Dataset records:
======
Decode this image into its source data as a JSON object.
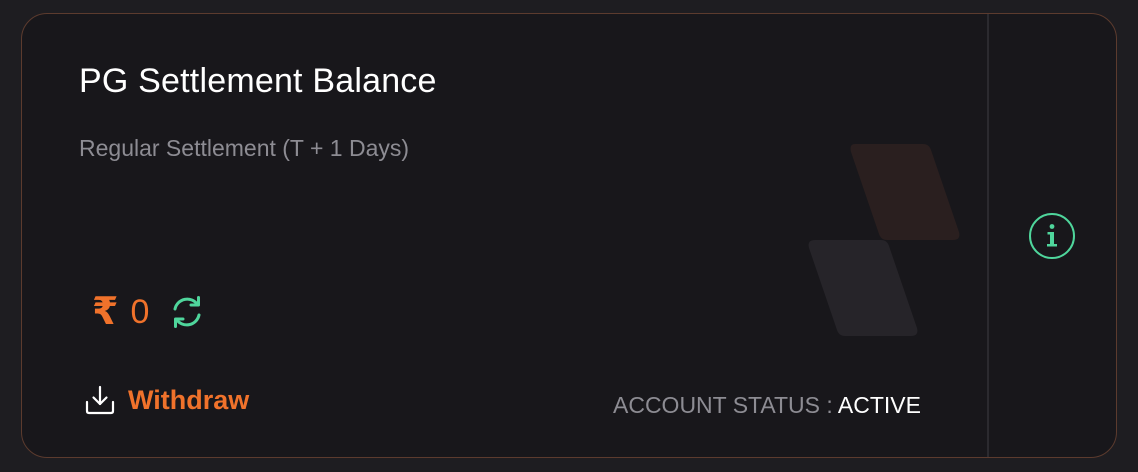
{
  "card": {
    "title": "PG Settlement Balance",
    "subtitle": "Regular Settlement (T + 1 Days)"
  },
  "balance": {
    "currency_symbol": "₹",
    "amount": "0"
  },
  "actions": {
    "withdraw_label": "Withdraw"
  },
  "status": {
    "label": "ACCOUNT STATUS : ",
    "value": "ACTIVE"
  },
  "icons": {
    "refresh": "refresh-icon",
    "withdraw": "download-icon",
    "info": "info-icon"
  },
  "colors": {
    "accent": "#f0722b",
    "success": "#4fd69c",
    "background": "#18171b",
    "border": "#5c3b2e",
    "muted_text": "#8d8c93"
  }
}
======
PROBLEM TO WORK ON: Copy each line of the listing that holds the word "Settlement".

FINAL RESULT:
    "title": "PG Settlement Balance",
    "subtitle": "Regular Settlement (T + 1 Days)"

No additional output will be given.